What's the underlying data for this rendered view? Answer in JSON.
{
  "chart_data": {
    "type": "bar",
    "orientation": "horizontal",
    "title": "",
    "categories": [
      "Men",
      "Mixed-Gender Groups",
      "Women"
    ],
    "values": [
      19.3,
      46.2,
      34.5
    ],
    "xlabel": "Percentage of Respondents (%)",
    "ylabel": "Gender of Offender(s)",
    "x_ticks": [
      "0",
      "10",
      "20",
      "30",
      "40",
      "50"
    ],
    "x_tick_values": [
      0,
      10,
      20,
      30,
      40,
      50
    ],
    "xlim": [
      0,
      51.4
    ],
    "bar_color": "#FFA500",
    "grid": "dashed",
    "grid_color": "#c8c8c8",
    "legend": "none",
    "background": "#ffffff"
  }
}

» **Work to be completed**
Print the entries exactly. Include every one.

» **Task answer**
What's the underlying data for this rendered view? Answer in JSON.
{
  "chart_data": {
    "type": "bar",
    "orientation": "horizontal",
    "title": "",
    "categories": [
      "Men",
      "Mixed-Gender Groups",
      "Women"
    ],
    "values": [
      19.3,
      46.2,
      34.5
    ],
    "xlabel": "Percentage of Respondents (%)",
    "ylabel": "Gender of Offender(s)",
    "x_ticks": [
      "0",
      "10",
      "20",
      "30",
      "40",
      "50"
    ],
    "x_tick_values": [
      0,
      10,
      20,
      30,
      40,
      50
    ],
    "xlim": [
      0,
      51.4
    ],
    "bar_color": "#FFA500",
    "grid": "dashed",
    "grid_color": "#c8c8c8",
    "legend": "none",
    "background": "#ffffff"
  }
}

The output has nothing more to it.